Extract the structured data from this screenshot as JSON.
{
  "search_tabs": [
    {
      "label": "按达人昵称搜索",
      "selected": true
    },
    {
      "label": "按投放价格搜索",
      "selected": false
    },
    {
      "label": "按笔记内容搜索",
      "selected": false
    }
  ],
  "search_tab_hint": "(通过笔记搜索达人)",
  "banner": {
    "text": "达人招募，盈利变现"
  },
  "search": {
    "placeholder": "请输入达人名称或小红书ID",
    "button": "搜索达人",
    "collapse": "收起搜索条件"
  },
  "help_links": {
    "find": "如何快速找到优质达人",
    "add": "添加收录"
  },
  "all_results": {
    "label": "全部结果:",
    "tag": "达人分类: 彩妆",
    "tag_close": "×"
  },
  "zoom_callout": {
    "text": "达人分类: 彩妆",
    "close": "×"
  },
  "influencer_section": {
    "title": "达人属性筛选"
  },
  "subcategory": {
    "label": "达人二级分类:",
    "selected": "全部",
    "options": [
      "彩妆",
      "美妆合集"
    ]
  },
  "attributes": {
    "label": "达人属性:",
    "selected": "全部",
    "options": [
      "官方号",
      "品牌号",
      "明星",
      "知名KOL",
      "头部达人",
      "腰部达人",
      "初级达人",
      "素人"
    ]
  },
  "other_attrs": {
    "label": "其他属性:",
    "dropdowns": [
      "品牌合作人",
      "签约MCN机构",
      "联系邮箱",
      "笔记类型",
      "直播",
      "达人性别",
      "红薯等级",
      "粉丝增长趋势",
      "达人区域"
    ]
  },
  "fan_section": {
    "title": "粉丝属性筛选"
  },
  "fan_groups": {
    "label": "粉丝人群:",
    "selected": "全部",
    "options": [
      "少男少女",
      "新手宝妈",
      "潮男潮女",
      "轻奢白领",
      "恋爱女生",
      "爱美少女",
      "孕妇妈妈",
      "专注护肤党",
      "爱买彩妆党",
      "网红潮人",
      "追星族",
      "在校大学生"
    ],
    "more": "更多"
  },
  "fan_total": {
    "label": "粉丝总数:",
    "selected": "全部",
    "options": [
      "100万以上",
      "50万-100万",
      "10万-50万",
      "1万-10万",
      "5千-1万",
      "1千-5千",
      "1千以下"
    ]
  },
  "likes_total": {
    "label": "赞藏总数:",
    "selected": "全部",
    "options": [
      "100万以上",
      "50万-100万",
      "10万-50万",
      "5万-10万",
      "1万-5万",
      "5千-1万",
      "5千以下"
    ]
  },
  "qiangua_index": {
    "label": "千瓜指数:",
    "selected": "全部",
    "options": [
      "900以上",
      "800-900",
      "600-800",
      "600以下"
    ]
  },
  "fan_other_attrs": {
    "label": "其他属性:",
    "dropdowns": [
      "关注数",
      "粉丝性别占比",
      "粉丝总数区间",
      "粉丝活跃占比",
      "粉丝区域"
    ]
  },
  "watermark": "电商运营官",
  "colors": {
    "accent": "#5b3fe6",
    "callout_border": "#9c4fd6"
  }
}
----------
The problem:
Your task is to print the whole listing again exactly.

Complete answer:
Extract the structured data from this screenshot as JSON.
{
  "search_tabs": [
    {
      "label": "按达人昵称搜索",
      "selected": true
    },
    {
      "label": "按投放价格搜索",
      "selected": false
    },
    {
      "label": "按笔记内容搜索",
      "selected": false
    }
  ],
  "search_tab_hint": "(通过笔记搜索达人)",
  "banner": {
    "text": "达人招募，盈利变现"
  },
  "search": {
    "placeholder": "请输入达人名称或小红书ID",
    "button": "搜索达人",
    "collapse": "收起搜索条件"
  },
  "help_links": {
    "find": "如何快速找到优质达人",
    "add": "添加收录"
  },
  "all_results": {
    "label": "全部结果:",
    "tag": "达人分类: 彩妆",
    "tag_close": "×"
  },
  "zoom_callout": {
    "text": "达人分类: 彩妆",
    "close": "×"
  },
  "influencer_section": {
    "title": "达人属性筛选"
  },
  "subcategory": {
    "label": "达人二级分类:",
    "selected": "全部",
    "options": [
      "彩妆",
      "美妆合集"
    ]
  },
  "attributes": {
    "label": "达人属性:",
    "selected": "全部",
    "options": [
      "官方号",
      "品牌号",
      "明星",
      "知名KOL",
      "头部达人",
      "腰部达人",
      "初级达人",
      "素人"
    ]
  },
  "other_attrs": {
    "label": "其他属性:",
    "dropdowns": [
      "品牌合作人",
      "签约MCN机构",
      "联系邮箱",
      "笔记类型",
      "直播",
      "达人性别",
      "红薯等级",
      "粉丝增长趋势",
      "达人区域"
    ]
  },
  "fan_section": {
    "title": "粉丝属性筛选"
  },
  "fan_groups": {
    "label": "粉丝人群:",
    "selected": "全部",
    "options": [
      "少男少女",
      "新手宝妈",
      "潮男潮女",
      "轻奢白领",
      "恋爱女生",
      "爱美少女",
      "孕妇妈妈",
      "专注护肤党",
      "爱买彩妆党",
      "网红潮人",
      "追星族",
      "在校大学生"
    ],
    "more": "更多"
  },
  "fan_total": {
    "label": "粉丝总数:",
    "selected": "全部",
    "options": [
      "100万以上",
      "50万-100万",
      "10万-50万",
      "1万-10万",
      "5千-1万",
      "1千-5千",
      "1千以下"
    ]
  },
  "likes_total": {
    "label": "赞藏总数:",
    "selected": "全部",
    "options": [
      "100万以上",
      "50万-100万",
      "10万-50万",
      "5万-10万",
      "1万-5万",
      "5千-1万",
      "5千以下"
    ]
  },
  "qiangua_index": {
    "label": "千瓜指数:",
    "selected": "全部",
    "options": [
      "900以上",
      "800-900",
      "600-800",
      "600以下"
    ]
  },
  "fan_other_attrs": {
    "label": "其他属性:",
    "dropdowns": [
      "关注数",
      "粉丝性别占比",
      "粉丝总数区间",
      "粉丝活跃占比",
      "粉丝区域"
    ]
  },
  "watermark": "电商运营官",
  "colors": {
    "accent": "#5b3fe6",
    "callout_border": "#9c4fd6"
  }
}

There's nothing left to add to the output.